== Task input ==

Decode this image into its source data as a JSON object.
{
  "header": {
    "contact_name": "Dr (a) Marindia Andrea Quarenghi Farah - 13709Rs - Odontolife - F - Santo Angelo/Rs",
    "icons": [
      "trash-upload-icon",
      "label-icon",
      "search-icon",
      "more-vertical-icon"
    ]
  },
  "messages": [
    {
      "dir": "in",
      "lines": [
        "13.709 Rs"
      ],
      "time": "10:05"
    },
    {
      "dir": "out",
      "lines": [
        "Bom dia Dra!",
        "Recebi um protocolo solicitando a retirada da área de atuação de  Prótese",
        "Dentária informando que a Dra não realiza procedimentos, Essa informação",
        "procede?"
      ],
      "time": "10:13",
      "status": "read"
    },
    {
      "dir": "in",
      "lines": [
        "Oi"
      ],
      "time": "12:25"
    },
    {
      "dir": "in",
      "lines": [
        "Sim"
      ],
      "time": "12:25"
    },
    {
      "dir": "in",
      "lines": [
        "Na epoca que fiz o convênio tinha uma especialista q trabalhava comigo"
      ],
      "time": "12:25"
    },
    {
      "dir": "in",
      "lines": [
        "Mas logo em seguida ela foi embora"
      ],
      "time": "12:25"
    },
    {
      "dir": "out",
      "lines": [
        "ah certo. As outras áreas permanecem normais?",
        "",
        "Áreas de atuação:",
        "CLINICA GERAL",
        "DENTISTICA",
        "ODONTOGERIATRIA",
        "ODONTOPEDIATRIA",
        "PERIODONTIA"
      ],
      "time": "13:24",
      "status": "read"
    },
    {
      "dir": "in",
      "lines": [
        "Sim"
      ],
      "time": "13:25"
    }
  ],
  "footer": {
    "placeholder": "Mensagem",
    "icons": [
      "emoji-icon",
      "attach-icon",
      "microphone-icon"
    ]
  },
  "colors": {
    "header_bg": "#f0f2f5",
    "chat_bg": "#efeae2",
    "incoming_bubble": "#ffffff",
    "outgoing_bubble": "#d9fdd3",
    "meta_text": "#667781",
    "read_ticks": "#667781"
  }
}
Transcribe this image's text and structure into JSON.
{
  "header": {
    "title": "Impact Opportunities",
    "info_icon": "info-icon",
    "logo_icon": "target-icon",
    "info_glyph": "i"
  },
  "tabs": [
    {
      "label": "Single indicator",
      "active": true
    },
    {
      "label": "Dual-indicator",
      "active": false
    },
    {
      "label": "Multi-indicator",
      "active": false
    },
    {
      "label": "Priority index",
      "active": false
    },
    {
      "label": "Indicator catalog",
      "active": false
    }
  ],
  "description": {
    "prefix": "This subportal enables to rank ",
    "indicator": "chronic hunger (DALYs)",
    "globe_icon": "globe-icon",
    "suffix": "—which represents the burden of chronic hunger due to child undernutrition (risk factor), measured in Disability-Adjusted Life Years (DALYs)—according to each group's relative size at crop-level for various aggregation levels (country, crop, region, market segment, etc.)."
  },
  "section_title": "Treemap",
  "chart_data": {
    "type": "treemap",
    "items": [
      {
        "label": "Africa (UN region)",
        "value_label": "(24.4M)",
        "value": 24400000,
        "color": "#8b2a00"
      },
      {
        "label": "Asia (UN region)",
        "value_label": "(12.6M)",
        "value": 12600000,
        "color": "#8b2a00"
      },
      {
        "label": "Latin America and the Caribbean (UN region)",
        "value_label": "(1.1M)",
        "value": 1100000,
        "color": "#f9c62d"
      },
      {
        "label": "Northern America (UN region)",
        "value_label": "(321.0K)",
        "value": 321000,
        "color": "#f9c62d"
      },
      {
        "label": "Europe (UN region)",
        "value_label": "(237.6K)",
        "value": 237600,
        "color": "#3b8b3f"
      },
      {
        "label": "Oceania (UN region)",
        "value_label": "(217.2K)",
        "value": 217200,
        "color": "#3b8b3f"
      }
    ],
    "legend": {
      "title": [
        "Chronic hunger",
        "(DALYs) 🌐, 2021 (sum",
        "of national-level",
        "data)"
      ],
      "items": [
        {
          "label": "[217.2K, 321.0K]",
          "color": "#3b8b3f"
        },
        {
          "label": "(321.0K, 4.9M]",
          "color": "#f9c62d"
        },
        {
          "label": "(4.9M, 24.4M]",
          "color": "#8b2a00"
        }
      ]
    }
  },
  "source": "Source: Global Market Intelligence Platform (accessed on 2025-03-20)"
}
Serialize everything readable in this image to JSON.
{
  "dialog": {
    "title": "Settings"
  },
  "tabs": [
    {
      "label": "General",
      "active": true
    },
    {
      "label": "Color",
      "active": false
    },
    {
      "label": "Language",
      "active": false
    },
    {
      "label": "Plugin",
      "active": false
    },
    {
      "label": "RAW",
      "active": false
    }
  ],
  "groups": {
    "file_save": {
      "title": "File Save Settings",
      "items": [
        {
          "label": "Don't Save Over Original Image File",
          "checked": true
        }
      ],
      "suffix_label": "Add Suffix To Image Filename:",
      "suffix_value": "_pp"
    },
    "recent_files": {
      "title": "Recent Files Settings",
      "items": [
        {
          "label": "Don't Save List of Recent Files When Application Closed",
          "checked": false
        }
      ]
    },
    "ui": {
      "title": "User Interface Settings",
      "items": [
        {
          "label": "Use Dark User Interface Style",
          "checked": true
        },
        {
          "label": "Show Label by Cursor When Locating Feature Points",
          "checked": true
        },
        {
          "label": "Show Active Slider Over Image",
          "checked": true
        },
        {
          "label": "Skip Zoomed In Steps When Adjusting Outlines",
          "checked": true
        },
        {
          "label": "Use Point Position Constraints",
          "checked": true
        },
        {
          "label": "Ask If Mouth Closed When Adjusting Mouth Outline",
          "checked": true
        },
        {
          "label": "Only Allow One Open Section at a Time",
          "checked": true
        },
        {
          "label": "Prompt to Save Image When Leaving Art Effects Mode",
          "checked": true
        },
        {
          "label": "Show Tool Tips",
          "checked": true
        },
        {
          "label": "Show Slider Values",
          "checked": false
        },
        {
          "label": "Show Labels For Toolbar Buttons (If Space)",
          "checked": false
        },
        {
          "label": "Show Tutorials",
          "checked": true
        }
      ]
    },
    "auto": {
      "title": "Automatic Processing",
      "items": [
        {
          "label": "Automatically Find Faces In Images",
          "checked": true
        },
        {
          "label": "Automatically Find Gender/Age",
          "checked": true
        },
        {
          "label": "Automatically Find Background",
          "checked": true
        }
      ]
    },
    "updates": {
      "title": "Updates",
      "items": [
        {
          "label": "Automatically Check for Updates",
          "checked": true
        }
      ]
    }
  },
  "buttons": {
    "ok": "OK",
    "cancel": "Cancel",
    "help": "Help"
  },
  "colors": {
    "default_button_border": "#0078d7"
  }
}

===

Faithfully transcribe the whole of the data.

Decode this image into its source data as a JSON object.
{
  "header": {
    "contact_name": "Dr (a) Marindia Andrea Quarenghi Farah - 13709Rs - Odontolife - F - Santo Angelo/Rs",
    "icons": [
      "trash-upload-icon",
      "label-icon",
      "search-icon",
      "more-vertical-icon"
    ]
  },
  "messages": [
    {
      "dir": "in",
      "lines": [
        "13.709 Rs"
      ],
      "time": "10:05"
    },
    {
      "dir": "out",
      "lines": [
        "Bom dia Dra!",
        "Recebi um protocolo solicitando a retirada da área de atuação de  Prótese",
        "Dentária informando que a Dra não realiza procedimentos, Essa informação",
        "procede?"
      ],
      "time": "10:13",
      "status": "read"
    },
    {
      "dir": "in",
      "lines": [
        "Oi"
      ],
      "time": "12:25"
    },
    {
      "dir": "in",
      "lines": [
        "Sim"
      ],
      "time": "12:25"
    },
    {
      "dir": "in",
      "lines": [
        "Na epoca que fiz o convênio tinha uma especialista q trabalhava comigo"
      ],
      "time": "12:25"
    },
    {
      "dir": "in",
      "lines": [
        "Mas logo em seguida ela foi embora"
      ],
      "time": "12:25"
    },
    {
      "dir": "out",
      "lines": [
        "ah certo. As outras áreas permanecem normais?",
        "",
        "Áreas de atuação:",
        "CLINICA GERAL",
        "DENTISTICA",
        "ODONTOGERIATRIA",
        "ODONTOPEDIATRIA",
        "PERIODONTIA"
      ],
      "time": "13:24",
      "status": "read"
    },
    {
      "dir": "in",
      "lines": [
        "Sim"
      ],
      "time": "13:25"
    }
  ],
  "footer": {
    "placeholder": "Mensagem",
    "icons": [
      "emoji-icon",
      "attach-icon",
      "microphone-icon"
    ]
  },
  "colors": {
    "header_bg": "#f0f2f5",
    "chat_bg": "#efeae2",
    "incoming_bubble": "#ffffff",
    "outgoing_bubble": "#d9fdd3",
    "meta_text": "#667781",
    "read_ticks": "#667781"
  }
}
Transcribe this image's text and structure into JSON.
{
  "header": {
    "title": "Impact Opportunities",
    "info_icon": "info-icon",
    "logo_icon": "target-icon",
    "info_glyph": "i"
  },
  "tabs": [
    {
      "label": "Single indicator",
      "active": true
    },
    {
      "label": "Dual-indicator",
      "active": false
    },
    {
      "label": "Multi-indicator",
      "active": false
    },
    {
      "label": "Priority index",
      "active": false
    },
    {
      "label": "Indicator catalog",
      "active": false
    }
  ],
  "description": {
    "prefix": "This subportal enables to rank ",
    "indicator": "chronic hunger (DALYs)",
    "globe_icon": "globe-icon",
    "suffix": "—which represents the burden of chronic hunger due to child undernutrition (risk factor), measured in Disability-Adjusted Life Years (DALYs)—according to each group's relative size at crop-level for various aggregation levels (country, crop, region, market segment, etc.)."
  },
  "section_title": "Treemap",
  "chart_data": {
    "type": "treemap",
    "items": [
      {
        "label": "Africa (UN region)",
        "value_label": "(24.4M)",
        "value": 24400000,
        "color": "#8b2a00"
      },
      {
        "label": "Asia (UN region)",
        "value_label": "(12.6M)",
        "value": 12600000,
        "color": "#8b2a00"
      },
      {
        "label": "Latin America and the Caribbean (UN region)",
        "value_label": "(1.1M)",
        "value": 1100000,
        "color": "#f9c62d"
      },
      {
        "label": "Northern America (UN region)",
        "value_label": "(321.0K)",
        "value": 321000,
        "color": "#f9c62d"
      },
      {
        "label": "Europe (UN region)",
        "value_label": "(237.6K)",
        "value": 237600,
        "color": "#3b8b3f"
      },
      {
        "label": "Oceania (UN region)",
        "value_label": "(217.2K)",
        "value": 217200,
        "color": "#3b8b3f"
      }
    ],
    "legend": {
      "title": [
        "Chronic hunger",
        "(DALYs) 🌐, 2021 (sum",
        "of national-level",
        "data)"
      ],
      "items": [
        {
          "label": "[217.2K, 321.0K]",
          "color": "#3b8b3f"
        },
        {
          "label": "(321.0K, 4.9M]",
          "color": "#f9c62d"
        },
        {
          "label": "(4.9M, 24.4M]",
          "color": "#8b2a00"
        }
      ]
    }
  },
  "source": "Source: Global Market Intelligence Platform (accessed on 2025-03-20)"
}
Serialize everything readable in this image to JSON.
{
  "dialog": {
    "title": "Settings"
  },
  "tabs": [
    {
      "label": "General",
      "active": true
    },
    {
      "label": "Color",
      "active": false
    },
    {
      "label": "Language",
      "active": false
    },
    {
      "label": "Plugin",
      "active": false
    },
    {
      "label": "RAW",
      "active": false
    }
  ],
  "groups": {
    "file_save": {
      "title": "File Save Settings",
      "items": [
        {
          "label": "Don't Save Over Original Image File",
          "checked": true
        }
      ],
      "suffix_label": "Add Suffix To Image Filename:",
      "suffix_value": "_pp"
    },
    "recent_files": {
      "title": "Recent Files Settings",
      "items": [
        {
          "label": "Don't Save List of Recent Files When Application Closed",
          "checked": false
        }
      ]
    },
    "ui": {
      "title": "User Interface Settings",
      "items": [
        {
          "label": "Use Dark User Interface Style",
          "checked": true
        },
        {
          "label": "Show Label by Cursor When Locating Feature Points",
          "checked": true
        },
        {
          "label": "Show Active Slider Over Image",
          "checked": true
        },
        {
          "label": "Skip Zoomed In Steps When Adjusting Outlines",
          "checked": true
        },
        {
          "label": "Use Point Position Constraints",
          "checked": true
        },
        {
          "label": "Ask If Mouth Closed When Adjusting Mouth Outline",
          "checked": true
        },
        {
          "label": "Only Allow One Open Section at a Time",
          "checked": true
        },
        {
          "label": "Prompt to Save Image When Leaving Art Effects Mode",
          "checked": true
        },
        {
          "label": "Show Tool Tips",
          "checked": true
        },
        {
          "label": "Show Slider Values",
          "checked": false
        },
        {
          "label": "Show Labels For Toolbar Buttons (If Space)",
          "checked": false
        },
        {
          "label": "Show Tutorials",
          "checked": true
        }
      ]
    },
    "auto": {
      "title": "Automatic Processing",
      "items": [
        {
          "label": "Automatically Find Faces In Images",
          "checked": true
        },
        {
          "label": "Automatically Find Gender/Age",
          "checked": true
        },
        {
          "label": "Automatically Find Background",
          "checked": true
        }
      ]
    },
    "updates": {
      "title": "Updates",
      "items": [
        {
          "label": "Automatically Check for Updates",
          "checked": true
        }
      ]
    }
  },
  "buttons": {
    "ok": "OK",
    "cancel": "Cancel",
    "help": "Help"
  },
  "colors": {
    "default_button_border": "#0078d7"
  }
}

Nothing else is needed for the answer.